Task input:
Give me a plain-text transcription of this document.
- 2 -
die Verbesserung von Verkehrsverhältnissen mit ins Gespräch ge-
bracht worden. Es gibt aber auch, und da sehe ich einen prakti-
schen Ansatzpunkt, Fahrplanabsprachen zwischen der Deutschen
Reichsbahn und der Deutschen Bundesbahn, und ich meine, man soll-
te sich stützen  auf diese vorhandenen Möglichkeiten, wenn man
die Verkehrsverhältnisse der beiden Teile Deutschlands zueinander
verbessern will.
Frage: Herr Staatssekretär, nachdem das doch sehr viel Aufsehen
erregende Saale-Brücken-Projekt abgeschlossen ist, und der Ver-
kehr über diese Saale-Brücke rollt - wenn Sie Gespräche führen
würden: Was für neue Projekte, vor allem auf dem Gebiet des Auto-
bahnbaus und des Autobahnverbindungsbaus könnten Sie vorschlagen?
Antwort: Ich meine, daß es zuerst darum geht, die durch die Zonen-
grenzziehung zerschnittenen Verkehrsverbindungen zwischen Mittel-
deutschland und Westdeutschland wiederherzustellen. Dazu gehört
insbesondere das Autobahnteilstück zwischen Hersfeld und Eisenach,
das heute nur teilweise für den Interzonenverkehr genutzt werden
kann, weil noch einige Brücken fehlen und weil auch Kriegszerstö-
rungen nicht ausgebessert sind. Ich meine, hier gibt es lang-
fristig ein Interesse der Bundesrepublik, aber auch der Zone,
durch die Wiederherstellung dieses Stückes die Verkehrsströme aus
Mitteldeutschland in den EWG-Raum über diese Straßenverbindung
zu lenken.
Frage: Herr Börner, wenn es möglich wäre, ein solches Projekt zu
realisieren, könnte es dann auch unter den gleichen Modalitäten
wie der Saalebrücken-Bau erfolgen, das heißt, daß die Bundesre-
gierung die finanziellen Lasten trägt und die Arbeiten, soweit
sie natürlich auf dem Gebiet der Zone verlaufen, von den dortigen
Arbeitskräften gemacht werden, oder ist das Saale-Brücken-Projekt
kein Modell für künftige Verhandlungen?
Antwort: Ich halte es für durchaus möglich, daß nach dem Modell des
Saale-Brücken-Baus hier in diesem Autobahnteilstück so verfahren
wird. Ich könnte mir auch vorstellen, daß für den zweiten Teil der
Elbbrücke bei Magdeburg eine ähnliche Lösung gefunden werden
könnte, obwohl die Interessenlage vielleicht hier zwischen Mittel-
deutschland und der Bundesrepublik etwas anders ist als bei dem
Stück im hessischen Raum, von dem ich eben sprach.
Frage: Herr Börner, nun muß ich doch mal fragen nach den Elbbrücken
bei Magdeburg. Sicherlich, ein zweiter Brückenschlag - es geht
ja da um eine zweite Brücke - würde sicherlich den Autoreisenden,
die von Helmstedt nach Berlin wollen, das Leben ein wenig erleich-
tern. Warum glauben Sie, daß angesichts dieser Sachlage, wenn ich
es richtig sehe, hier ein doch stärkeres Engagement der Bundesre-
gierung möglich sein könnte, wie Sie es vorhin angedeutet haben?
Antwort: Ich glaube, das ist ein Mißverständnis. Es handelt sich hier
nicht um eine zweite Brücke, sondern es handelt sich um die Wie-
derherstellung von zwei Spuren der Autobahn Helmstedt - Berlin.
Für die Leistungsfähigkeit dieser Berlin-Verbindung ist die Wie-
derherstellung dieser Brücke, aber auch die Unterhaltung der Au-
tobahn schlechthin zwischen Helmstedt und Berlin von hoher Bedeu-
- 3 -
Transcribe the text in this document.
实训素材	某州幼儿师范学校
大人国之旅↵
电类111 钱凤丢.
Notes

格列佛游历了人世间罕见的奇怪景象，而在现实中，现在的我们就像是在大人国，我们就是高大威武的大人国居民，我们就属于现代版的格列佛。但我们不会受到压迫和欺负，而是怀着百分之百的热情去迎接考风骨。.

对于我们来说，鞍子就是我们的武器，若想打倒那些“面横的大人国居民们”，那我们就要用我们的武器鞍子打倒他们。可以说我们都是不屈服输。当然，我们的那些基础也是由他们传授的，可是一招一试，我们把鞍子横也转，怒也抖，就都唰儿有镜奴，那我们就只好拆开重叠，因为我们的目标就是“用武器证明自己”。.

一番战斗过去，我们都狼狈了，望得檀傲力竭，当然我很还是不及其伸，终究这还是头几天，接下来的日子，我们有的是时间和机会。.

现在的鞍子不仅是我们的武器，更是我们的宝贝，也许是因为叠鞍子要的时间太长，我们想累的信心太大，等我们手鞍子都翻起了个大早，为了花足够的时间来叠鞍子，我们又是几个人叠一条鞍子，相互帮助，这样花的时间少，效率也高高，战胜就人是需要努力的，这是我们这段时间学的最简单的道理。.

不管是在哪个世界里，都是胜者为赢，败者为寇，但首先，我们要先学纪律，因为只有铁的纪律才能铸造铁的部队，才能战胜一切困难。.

The problem: All of the entries must be written out exactly as they stand.

Result for this task:
Give me a plain-text transcription of this document.
- 2 -
die Verbesserung von Verkehrsverhältnissen mit ins Gespräch ge-
bracht worden. Es gibt aber auch, und da sehe ich einen prakti-
schen Ansatzpunkt, Fahrplanabsprachen zwischen der Deutschen
Reichsbahn und der Deutschen Bundesbahn, und ich meine, man soll-
te sich stützen  auf diese vorhandenen Möglichkeiten, wenn man
die Verkehrsverhältnisse der beiden Teile Deutschlands zueinander
verbessern will.
Frage: Herr Staatssekretär, nachdem das doch sehr viel Aufsehen
erregende Saale-Brücken-Projekt abgeschlossen ist, und der Ver-
kehr über diese Saale-Brücke rollt - wenn Sie Gespräche führen
würden: Was für neue Projekte, vor allem auf dem Gebiet des Auto-
bahnbaus und des Autobahnverbindungsbaus könnten Sie vorschlagen?
Antwort: Ich meine, daß es zuerst darum geht, die durch die Zonen-
grenzziehung zerschnittenen Verkehrsverbindungen zwischen Mittel-
deutschland und Westdeutschland wiederherzustellen. Dazu gehört
insbesondere das Autobahnteilstück zwischen Hersfeld und Eisenach,
das heute nur teilweise für den Interzonenverkehr genutzt werden
kann, weil noch einige Brücken fehlen und weil auch Kriegszerstö-
rungen nicht ausgebessert sind. Ich meine, hier gibt es lang-
fristig ein Interesse der Bundesrepublik, aber auch der Zone,
durch die Wiederherstellung dieses Stückes die Verkehrsströme aus
Mitteldeutschland in den EWG-Raum über diese Straßenverbindung
zu lenken.
Frage: Herr Börner, wenn es möglich wäre, ein solches Projekt zu
realisieren, könnte es dann auch unter den gleichen Modalitäten
wie der Saalebrücken-Bau erfolgen, das heißt, daß die Bundesre-
gierung die finanziellen Lasten trägt und die Arbeiten, soweit
sie natürlich auf dem Gebiet der Zone verlaufen, von den dortigen
Arbeitskräften gemacht werden, oder ist das Saale-Brücken-Projekt
kein Modell für künftige Verhandlungen?
Antwort: Ich halte es für durchaus möglich, daß nach dem Modell des
Saale-Brücken-Baus hier in diesem Autobahnteilstück so verfahren
wird. Ich könnte mir auch vorstellen, daß für den zweiten Teil der
Elbbrücke bei Magdeburg eine ähnliche Lösung gefunden werden
könnte, obwohl die Interessenlage vielleicht hier zwischen Mittel-
deutschland und der Bundesrepublik etwas anders ist als bei dem
Stück im hessischen Raum, von dem ich eben sprach.
Frage: Herr Börner, nun muß ich doch mal fragen nach den Elbbrücken
bei Magdeburg. Sicherlich, ein zweiter Brückenschlag - es geht
ja da um eine zweite Brücke - würde sicherlich den Autoreisenden,
die von Helmstedt nach Berlin wollen, das Leben ein wenig erleich-
tern. Warum glauben Sie, daß angesichts dieser Sachlage, wenn ich
es richtig sehe, hier ein doch stärkeres Engagement der Bundesre-
gierung möglich sein könnte, wie Sie es vorhin angedeutet haben?
Antwort: Ich glaube, das ist ein Mißverständnis. Es handelt sich hier
nicht um eine zweite Brücke, sondern es handelt sich um die Wie-
derherstellung von zwei Spuren der Autobahn Helmstedt - Berlin.
Für die Leistungsfähigkeit dieser Berlin-Verbindung ist die Wie-
derherstellung dieser Brücke, aber auch die Unterhaltung der Au-
tobahn schlechthin zwischen Helmstedt und Berlin von hoher Bedeu-
- 3 -
Transcribe the text in this document.
实训素材	某州幼儿师范学校
大人国之旅↵
电类111 钱凤丢.
Notes

格列佛游历了人世间罕见的奇怪景象，而在现实中，现在的我们就像是在大人国，我们就是高大威武的大人国居民，我们就属于现代版的格列佛。但我们不会受到压迫和欺负，而是怀着百分之百的热情去迎接考风骨。.

对于我们来说，鞍子就是我们的武器，若想打倒那些“面横的大人国居民们”，那我们就要用我们的武器鞍子打倒他们。可以说我们都是不屈服输。当然，我们的那些基础也是由他们传授的，可是一招一试，我们把鞍子横也转，怒也抖，就都唰儿有镜奴，那我们就只好拆开重叠，因为我们的目标就是“用武器证明自己”。.

一番战斗过去，我们都狼狈了，望得檀傲力竭，当然我很还是不及其伸，终究这还是头几天，接下来的日子，我们有的是时间和机会。.

现在的鞍子不仅是我们的武器，更是我们的宝贝，也许是因为叠鞍子要的时间太长，我们想累的信心太大，等我们手鞍子都翻起了个大早，为了花足够的时间来叠鞍子，我们又是几个人叠一条鞍子，相互帮助，这样花的时间少，效率也高高，战胜就人是需要努力的，这是我们这段时间学的最简单的道理。.

不管是在哪个世界里，都是胜者为赢，败者为寇，但首先，我们要先学纪律，因为只有铁的纪律才能铸造铁的部队，才能战胜一切困难。.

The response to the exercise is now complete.